[Dataset items]
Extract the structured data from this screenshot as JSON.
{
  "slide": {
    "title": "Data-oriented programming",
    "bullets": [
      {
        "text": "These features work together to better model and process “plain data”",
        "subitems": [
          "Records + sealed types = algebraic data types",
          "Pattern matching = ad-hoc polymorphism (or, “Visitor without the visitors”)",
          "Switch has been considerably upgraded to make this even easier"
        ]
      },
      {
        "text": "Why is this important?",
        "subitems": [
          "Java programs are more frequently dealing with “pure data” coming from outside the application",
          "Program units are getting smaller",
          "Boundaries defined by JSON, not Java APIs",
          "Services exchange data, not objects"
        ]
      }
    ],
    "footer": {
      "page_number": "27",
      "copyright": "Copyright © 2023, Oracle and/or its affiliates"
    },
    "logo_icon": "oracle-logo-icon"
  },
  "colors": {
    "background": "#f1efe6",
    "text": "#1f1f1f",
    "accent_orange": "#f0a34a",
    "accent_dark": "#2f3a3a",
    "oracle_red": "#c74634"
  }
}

-- GOAL --
Transcribe each entry precisely, missing none.

-- EXERCISE SOLUTION --
Extract the structured data from this screenshot as JSON.
{
  "slide": {
    "title": "Data-oriented programming",
    "bullets": [
      {
        "text": "These features work together to better model and process “plain data”",
        "subitems": [
          "Records + sealed types = algebraic data types",
          "Pattern matching = ad-hoc polymorphism (or, “Visitor without the visitors”)",
          "Switch has been considerably upgraded to make this even easier"
        ]
      },
      {
        "text": "Why is this important?",
        "subitems": [
          "Java programs are more frequently dealing with “pure data” coming from outside the application",
          "Program units are getting smaller",
          "Boundaries defined by JSON, not Java APIs",
          "Services exchange data, not objects"
        ]
      }
    ],
    "footer": {
      "page_number": "27",
      "copyright": "Copyright © 2023, Oracle and/or its affiliates"
    },
    "logo_icon": "oracle-logo-icon"
  },
  "colors": {
    "background": "#f1efe6",
    "text": "#1f1f1f",
    "accent_orange": "#f0a34a",
    "accent_dark": "#2f3a3a",
    "oracle_red": "#c74634"
  }
}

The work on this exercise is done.